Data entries
---

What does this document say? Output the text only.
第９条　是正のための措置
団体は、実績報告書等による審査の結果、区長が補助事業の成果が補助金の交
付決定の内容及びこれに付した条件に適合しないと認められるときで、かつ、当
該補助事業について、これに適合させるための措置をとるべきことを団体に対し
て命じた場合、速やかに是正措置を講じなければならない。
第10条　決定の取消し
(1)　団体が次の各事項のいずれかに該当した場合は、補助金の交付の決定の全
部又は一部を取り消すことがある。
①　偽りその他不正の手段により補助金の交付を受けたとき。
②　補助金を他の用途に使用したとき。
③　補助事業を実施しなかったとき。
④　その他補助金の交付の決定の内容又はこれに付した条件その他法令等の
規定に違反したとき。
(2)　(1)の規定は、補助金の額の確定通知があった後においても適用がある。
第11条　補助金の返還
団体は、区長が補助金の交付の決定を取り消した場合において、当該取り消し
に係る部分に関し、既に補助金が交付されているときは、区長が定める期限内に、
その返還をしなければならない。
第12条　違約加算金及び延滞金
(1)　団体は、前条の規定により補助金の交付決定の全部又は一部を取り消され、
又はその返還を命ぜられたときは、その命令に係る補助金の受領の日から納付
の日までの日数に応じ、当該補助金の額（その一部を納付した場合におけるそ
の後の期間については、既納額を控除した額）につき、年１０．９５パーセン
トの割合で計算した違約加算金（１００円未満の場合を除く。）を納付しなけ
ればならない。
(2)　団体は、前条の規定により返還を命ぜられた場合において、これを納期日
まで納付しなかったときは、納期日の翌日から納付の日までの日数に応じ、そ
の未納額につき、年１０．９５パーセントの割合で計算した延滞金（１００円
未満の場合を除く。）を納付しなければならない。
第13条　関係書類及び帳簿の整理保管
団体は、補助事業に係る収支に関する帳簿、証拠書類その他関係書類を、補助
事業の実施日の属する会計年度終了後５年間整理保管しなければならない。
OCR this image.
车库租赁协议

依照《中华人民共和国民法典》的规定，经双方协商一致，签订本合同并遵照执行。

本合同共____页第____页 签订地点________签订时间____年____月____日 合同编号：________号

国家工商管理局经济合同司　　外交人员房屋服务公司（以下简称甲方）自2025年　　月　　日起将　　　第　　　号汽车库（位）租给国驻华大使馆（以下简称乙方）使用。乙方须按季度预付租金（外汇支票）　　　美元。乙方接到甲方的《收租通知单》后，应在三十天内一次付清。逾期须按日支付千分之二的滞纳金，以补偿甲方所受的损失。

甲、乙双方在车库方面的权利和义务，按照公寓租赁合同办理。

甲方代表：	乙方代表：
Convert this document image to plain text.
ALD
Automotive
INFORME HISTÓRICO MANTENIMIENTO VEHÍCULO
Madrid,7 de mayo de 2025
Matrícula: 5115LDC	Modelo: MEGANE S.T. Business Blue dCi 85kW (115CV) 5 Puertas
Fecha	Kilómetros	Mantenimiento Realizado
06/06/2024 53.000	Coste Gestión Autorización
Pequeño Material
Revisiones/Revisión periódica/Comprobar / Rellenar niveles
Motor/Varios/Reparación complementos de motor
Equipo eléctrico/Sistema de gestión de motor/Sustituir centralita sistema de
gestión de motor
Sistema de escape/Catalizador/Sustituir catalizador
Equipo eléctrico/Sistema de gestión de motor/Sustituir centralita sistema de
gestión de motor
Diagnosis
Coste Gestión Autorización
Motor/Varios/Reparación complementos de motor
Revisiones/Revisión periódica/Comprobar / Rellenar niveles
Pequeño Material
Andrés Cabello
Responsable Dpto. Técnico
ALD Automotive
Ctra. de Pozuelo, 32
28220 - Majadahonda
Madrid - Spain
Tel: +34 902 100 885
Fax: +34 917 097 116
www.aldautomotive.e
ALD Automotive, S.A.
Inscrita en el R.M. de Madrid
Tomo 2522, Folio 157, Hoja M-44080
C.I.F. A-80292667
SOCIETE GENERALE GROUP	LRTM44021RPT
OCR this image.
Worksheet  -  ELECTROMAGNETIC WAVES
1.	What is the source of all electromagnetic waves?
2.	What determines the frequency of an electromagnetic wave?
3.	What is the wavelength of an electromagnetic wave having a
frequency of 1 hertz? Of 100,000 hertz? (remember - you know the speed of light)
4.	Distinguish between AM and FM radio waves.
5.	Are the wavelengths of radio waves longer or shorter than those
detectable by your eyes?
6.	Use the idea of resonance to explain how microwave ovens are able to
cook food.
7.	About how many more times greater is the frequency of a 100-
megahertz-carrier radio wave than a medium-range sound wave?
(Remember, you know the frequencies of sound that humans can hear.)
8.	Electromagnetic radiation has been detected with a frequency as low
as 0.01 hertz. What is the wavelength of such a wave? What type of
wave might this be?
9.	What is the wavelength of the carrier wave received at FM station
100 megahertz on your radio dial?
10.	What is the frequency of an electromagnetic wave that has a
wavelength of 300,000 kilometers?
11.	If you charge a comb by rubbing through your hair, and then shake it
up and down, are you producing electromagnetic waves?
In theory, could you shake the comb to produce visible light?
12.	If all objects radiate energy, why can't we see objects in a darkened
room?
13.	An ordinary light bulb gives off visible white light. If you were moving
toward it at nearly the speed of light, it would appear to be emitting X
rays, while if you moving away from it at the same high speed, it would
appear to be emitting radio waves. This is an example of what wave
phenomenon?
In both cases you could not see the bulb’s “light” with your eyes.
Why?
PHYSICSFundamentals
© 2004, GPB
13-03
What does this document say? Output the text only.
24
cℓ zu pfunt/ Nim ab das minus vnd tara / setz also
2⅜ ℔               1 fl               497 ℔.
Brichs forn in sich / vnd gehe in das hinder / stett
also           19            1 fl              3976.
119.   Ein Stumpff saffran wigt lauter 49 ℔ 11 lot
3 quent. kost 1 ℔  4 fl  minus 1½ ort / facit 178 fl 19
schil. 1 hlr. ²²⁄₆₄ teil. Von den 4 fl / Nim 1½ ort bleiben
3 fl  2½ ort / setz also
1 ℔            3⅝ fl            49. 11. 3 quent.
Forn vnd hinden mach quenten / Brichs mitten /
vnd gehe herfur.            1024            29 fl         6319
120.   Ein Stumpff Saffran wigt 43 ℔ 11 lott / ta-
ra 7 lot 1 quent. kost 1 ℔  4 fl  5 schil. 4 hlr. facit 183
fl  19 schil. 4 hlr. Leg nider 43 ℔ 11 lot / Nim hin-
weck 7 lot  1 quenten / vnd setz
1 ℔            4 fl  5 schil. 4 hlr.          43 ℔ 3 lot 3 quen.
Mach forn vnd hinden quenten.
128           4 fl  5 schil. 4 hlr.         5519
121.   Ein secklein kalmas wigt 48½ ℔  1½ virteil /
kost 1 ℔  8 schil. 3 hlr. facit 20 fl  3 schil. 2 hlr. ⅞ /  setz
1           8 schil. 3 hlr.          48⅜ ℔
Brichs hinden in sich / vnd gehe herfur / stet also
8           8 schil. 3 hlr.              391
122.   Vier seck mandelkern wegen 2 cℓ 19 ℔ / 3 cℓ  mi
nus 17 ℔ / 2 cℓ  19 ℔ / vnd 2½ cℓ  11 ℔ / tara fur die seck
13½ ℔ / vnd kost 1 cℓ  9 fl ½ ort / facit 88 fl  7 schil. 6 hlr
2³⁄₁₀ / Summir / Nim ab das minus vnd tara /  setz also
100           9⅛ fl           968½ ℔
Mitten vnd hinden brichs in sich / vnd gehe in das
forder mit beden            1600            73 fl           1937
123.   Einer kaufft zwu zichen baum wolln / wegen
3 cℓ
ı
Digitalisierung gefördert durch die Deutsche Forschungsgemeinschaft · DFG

---

What the task asks: Count how many lines of the listing above include "emitting" and report that number alone.

Result of the task: 2